### [DIRECTIONS]
Leave out the pictures and transcribe the rest of the records exactly.

### [Excerpt from a dataset]
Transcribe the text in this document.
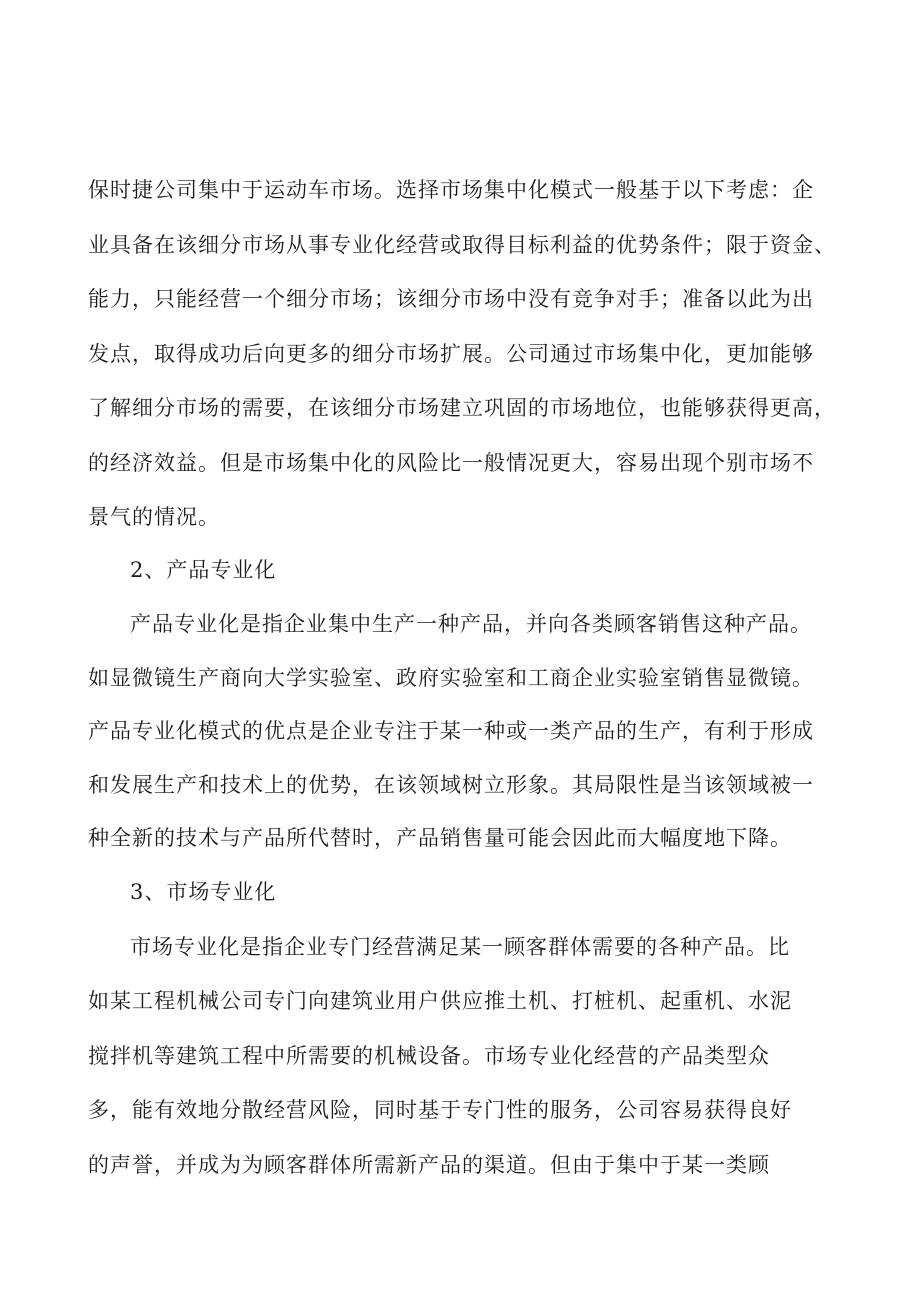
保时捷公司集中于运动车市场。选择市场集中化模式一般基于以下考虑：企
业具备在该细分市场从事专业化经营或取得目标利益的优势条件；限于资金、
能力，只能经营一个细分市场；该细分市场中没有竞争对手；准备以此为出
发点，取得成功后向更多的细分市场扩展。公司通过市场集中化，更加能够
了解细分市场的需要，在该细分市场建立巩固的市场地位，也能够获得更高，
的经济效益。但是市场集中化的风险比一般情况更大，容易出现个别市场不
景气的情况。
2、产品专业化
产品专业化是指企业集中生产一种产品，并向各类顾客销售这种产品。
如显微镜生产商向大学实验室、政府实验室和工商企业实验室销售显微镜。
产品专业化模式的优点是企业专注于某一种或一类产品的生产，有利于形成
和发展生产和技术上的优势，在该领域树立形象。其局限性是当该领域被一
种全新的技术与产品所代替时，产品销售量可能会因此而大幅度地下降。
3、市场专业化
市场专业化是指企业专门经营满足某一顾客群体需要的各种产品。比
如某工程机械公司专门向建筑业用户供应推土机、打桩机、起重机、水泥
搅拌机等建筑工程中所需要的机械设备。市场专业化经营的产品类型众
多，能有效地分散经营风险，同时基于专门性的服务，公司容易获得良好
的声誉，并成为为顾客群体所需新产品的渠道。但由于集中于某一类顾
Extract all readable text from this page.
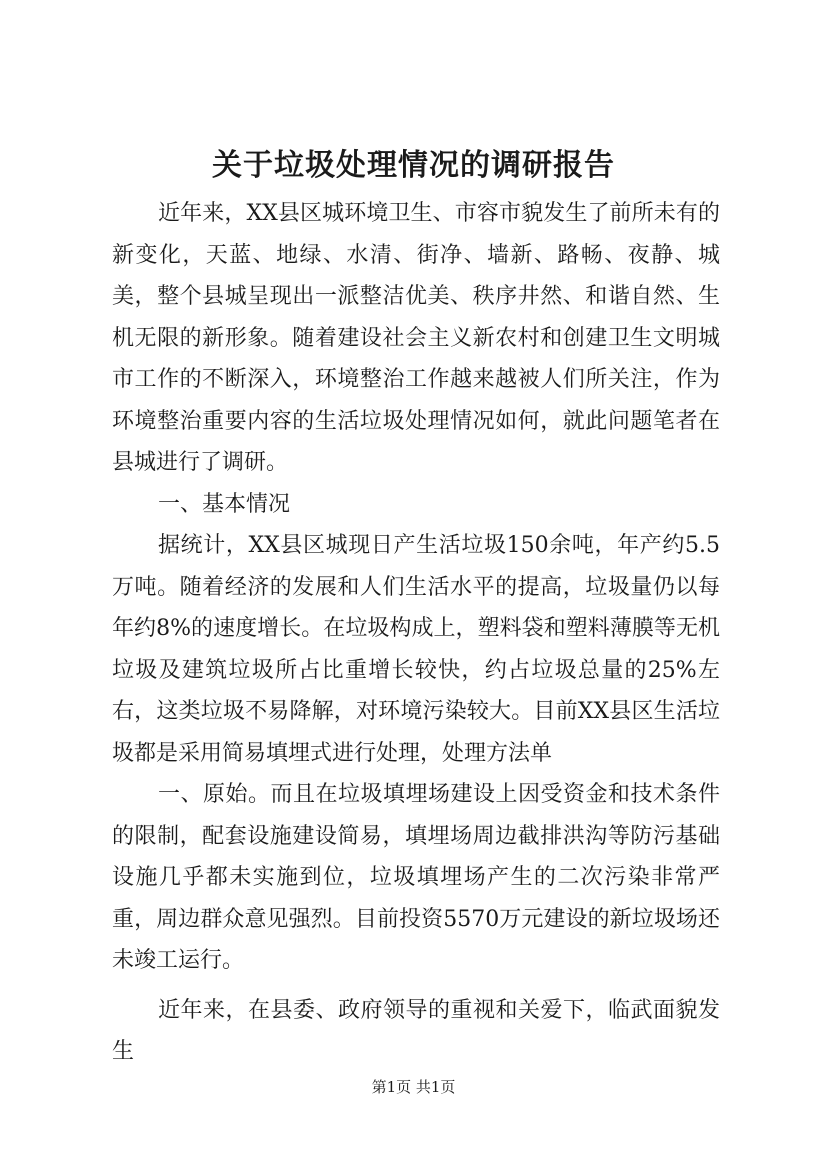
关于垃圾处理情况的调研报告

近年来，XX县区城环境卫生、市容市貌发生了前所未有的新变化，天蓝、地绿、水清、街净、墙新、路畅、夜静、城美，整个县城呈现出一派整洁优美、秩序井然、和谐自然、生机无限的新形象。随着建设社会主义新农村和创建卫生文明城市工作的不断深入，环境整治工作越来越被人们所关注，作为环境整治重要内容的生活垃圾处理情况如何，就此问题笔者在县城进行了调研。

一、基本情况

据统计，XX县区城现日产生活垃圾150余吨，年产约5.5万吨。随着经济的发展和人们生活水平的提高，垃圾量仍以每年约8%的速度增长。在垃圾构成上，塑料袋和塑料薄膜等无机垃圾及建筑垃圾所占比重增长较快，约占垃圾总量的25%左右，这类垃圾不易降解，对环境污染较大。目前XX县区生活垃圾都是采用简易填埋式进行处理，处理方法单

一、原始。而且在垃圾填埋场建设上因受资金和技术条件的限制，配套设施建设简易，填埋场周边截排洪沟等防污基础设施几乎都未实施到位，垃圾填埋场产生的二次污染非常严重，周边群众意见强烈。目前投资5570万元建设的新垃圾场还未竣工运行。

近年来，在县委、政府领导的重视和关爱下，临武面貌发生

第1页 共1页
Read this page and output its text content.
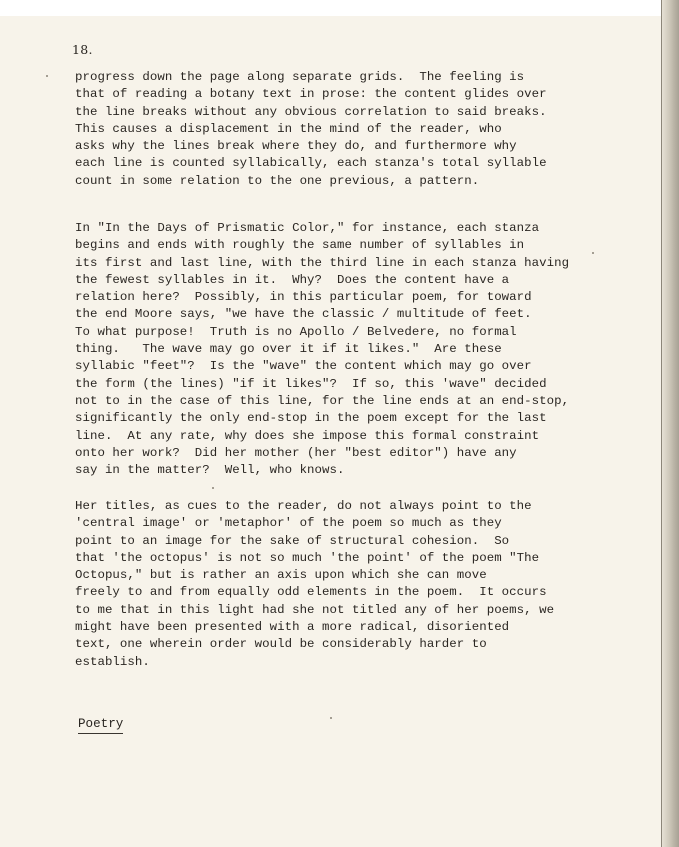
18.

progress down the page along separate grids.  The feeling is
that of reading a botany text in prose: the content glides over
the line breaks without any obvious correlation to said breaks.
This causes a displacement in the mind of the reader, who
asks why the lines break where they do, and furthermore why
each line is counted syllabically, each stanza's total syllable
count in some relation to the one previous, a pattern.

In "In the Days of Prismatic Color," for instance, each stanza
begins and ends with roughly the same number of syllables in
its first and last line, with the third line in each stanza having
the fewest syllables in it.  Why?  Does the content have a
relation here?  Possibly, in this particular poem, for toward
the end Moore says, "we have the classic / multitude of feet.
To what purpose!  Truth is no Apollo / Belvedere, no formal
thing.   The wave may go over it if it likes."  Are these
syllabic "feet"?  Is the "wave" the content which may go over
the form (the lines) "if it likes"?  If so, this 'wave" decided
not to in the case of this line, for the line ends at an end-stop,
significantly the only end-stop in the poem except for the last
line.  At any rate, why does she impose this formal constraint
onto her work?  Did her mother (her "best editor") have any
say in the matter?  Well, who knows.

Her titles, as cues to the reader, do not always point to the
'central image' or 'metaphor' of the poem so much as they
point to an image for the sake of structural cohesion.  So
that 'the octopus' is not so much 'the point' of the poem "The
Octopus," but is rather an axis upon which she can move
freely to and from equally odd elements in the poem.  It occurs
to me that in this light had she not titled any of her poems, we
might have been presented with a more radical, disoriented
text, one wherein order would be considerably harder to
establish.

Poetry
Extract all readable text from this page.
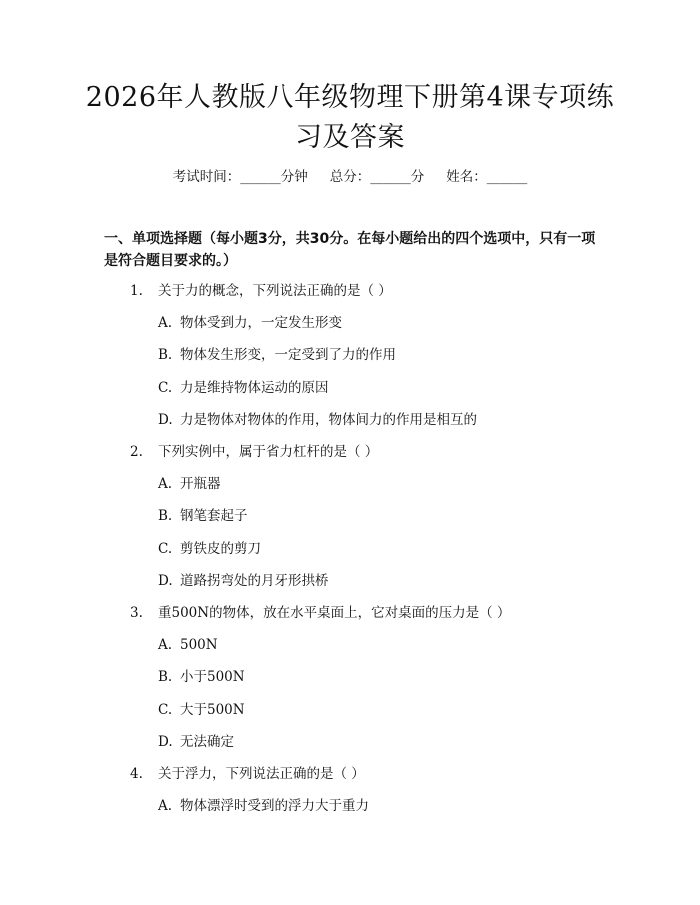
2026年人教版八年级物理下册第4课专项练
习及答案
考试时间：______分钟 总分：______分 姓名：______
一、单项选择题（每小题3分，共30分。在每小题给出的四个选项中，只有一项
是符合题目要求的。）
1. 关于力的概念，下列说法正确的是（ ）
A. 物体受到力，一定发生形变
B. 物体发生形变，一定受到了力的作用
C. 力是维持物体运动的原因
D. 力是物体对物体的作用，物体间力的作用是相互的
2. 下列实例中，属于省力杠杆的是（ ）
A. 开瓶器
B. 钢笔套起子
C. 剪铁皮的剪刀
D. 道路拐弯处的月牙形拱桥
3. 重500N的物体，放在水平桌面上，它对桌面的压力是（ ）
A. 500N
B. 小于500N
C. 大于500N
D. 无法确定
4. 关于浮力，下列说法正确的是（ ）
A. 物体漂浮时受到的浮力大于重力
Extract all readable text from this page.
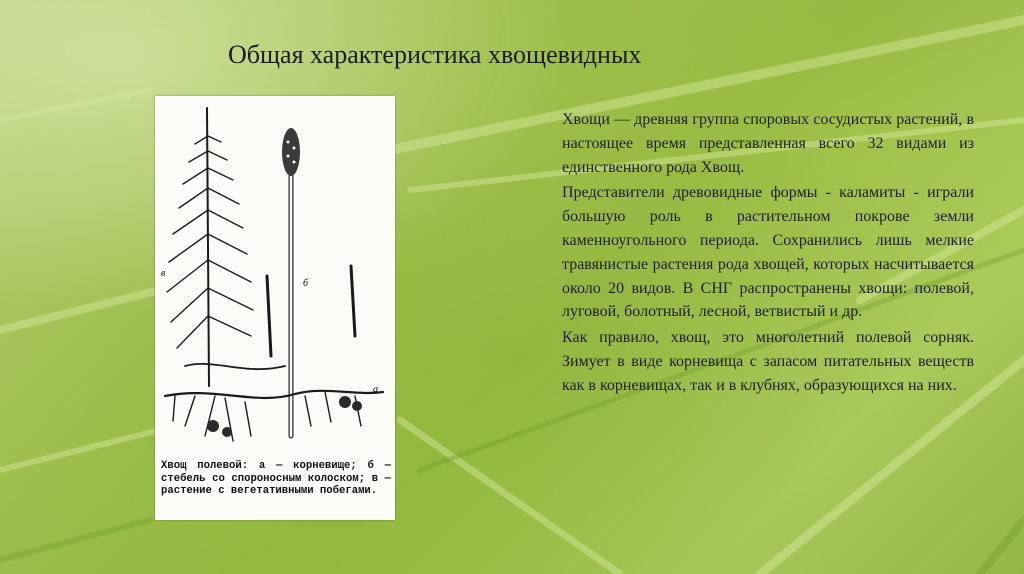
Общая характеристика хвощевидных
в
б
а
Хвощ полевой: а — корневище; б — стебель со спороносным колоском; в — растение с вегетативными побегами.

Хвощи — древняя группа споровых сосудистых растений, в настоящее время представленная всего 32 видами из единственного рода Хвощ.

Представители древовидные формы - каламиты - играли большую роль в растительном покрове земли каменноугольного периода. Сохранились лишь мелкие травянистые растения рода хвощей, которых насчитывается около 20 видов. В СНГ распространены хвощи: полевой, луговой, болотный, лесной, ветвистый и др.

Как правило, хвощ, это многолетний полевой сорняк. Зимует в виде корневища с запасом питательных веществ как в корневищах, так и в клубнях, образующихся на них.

### [ANSWER IN FULL]
Transcribe the text in this document.
保时捷公司集中于运动车市场。选择市场集中化模式一般基于以下考虑：企
业具备在该细分市场从事专业化经营或取得目标利益的优势条件；限于资金、
能力，只能经营一个细分市场；该细分市场中没有竞争对手；准备以此为出
发点，取得成功后向更多的细分市场扩展。公司通过市场集中化，更加能够
了解细分市场的需要，在该细分市场建立巩固的市场地位，也能够获得更高，
的经济效益。但是市场集中化的风险比一般情况更大，容易出现个别市场不
景气的情况。
2、产品专业化
产品专业化是指企业集中生产一种产品，并向各类顾客销售这种产品。
如显微镜生产商向大学实验室、政府实验室和工商企业实验室销售显微镜。
产品专业化模式的优点是企业专注于某一种或一类产品的生产，有利于形成
和发展生产和技术上的优势，在该领域树立形象。其局限性是当该领域被一
种全新的技术与产品所代替时，产品销售量可能会因此而大幅度地下降。
3、市场专业化
市场专业化是指企业专门经营满足某一顾客群体需要的各种产品。比
如某工程机械公司专门向建筑业用户供应推土机、打桩机、起重机、水泥
搅拌机等建筑工程中所需要的机械设备。市场专业化经营的产品类型众
多，能有效地分散经营风险，同时基于专门性的服务，公司容易获得良好
的声誉，并成为为顾客群体所需新产品的渠道。但由于集中于某一类顾
Extract all readable text from this page.
关于垃圾处理情况的调研报告

近年来，XX县区城环境卫生、市容市貌发生了前所未有的新变化，天蓝、地绿、水清、街净、墙新、路畅、夜静、城美，整个县城呈现出一派整洁优美、秩序井然、和谐自然、生机无限的新形象。随着建设社会主义新农村和创建卫生文明城市工作的不断深入，环境整治工作越来越被人们所关注，作为环境整治重要内容的生活垃圾处理情况如何，就此问题笔者在县城进行了调研。

一、基本情况

据统计，XX县区城现日产生活垃圾150余吨，年产约5.5万吨。随着经济的发展和人们生活水平的提高，垃圾量仍以每年约8%的速度增长。在垃圾构成上，塑料袋和塑料薄膜等无机垃圾及建筑垃圾所占比重增长较快，约占垃圾总量的25%左右，这类垃圾不易降解，对环境污染较大。目前XX县区生活垃圾都是采用简易填埋式进行处理，处理方法单

一、原始。而且在垃圾填埋场建设上因受资金和技术条件的限制，配套设施建设简易，填埋场周边截排洪沟等防污基础设施几乎都未实施到位，垃圾填埋场产生的二次污染非常严重，周边群众意见强烈。目前投资5570万元建设的新垃圾场还未竣工运行。

近年来，在县委、政府领导的重视和关爱下，临武面貌发生

第1页 共1页
Read this page and output its text content.
18.

progress down the page along separate grids.  The feeling is
that of reading a botany text in prose: the content glides over
the line breaks without any obvious correlation to said breaks.
This causes a displacement in the mind of the reader, who
asks why the lines break where they do, and furthermore why
each line is counted syllabically, each stanza's total syllable
count in some relation to the one previous, a pattern.

In "In the Days of Prismatic Color," for instance, each stanza
begins and ends with roughly the same number of syllables in
its first and last line, with the third line in each stanza having
the fewest syllables in it.  Why?  Does the content have a
relation here?  Possibly, in this particular poem, for toward
the end Moore says, "we have the classic / multitude of feet.
To what purpose!  Truth is no Apollo / Belvedere, no formal
thing.   The wave may go over it if it likes."  Are these
syllabic "feet"?  Is the "wave" the content which may go over
the form (the lines) "if it likes"?  If so, this 'wave" decided
not to in the case of this line, for the line ends at an end-stop,
significantly the only end-stop in the poem except for the last
line.  At any rate, why does she impose this formal constraint
onto her work?  Did her mother (her "best editor") have any
say in the matter?  Well, who knows.

Her titles, as cues to the reader, do not always point to the
'central image' or 'metaphor' of the poem so much as they
point to an image for the sake of structural cohesion.  So
that 'the octopus' is not so much 'the point' of the poem "The
Octopus," but is rather an axis upon which she can move
freely to and from equally odd elements in the poem.  It occurs
to me that in this light had she not titled any of her poems, we
might have been presented with a more radical, disoriented
text, one wherein order would be considerably harder to
establish.

Poetry
Extract all readable text from this page.
2026年人教版八年级物理下册第4课专项练
习及答案
考试时间：______分钟 总分：______分 姓名：______
一、单项选择题（每小题3分，共30分。在每小题给出的四个选项中，只有一项
是符合题目要求的。）
1. 关于力的概念，下列说法正确的是（ ）
A. 物体受到力，一定发生形变
B. 物体发生形变，一定受到了力的作用
C. 力是维持物体运动的原因
D. 力是物体对物体的作用，物体间力的作用是相互的
2. 下列实例中，属于省力杠杆的是（ ）
A. 开瓶器
B. 钢笔套起子
C. 剪铁皮的剪刀
D. 道路拐弯处的月牙形拱桥
3. 重500N的物体，放在水平桌面上，它对桌面的压力是（ ）
A. 500N
B. 小于500N
C. 大于500N
D. 无法确定
4. 关于浮力，下列说法正确的是（ ）
A. 物体漂浮时受到的浮力大于重力
Extract all readable text from this page.
Общая характеристика хвощевидных
в
б
а
Хвощ полевой: а — корневище; б — стебель со спороносным колоском; в — растение с вегетативными побегами.

Хвощи — древняя группа споровых сосудистых растений, в настоящее время представленная всего 32 видами из единственного рода Хвощ.

Представители древовидные формы - каламиты - играли большую роль в растительном покрове земли каменноугольного периода. Сохранились лишь мелкие травянистые растения рода хвощей, которых насчитывается около 20 видов. В СНГ распространены хвощи: полевой, луговой, болотный, лесной, ветвистый и др.

Как правило, хвощ, это многолетний полевой сорняк. Зимует в виде корневища с запасом питательных веществ как в корневищах, так и в клубнях, образующихся на них.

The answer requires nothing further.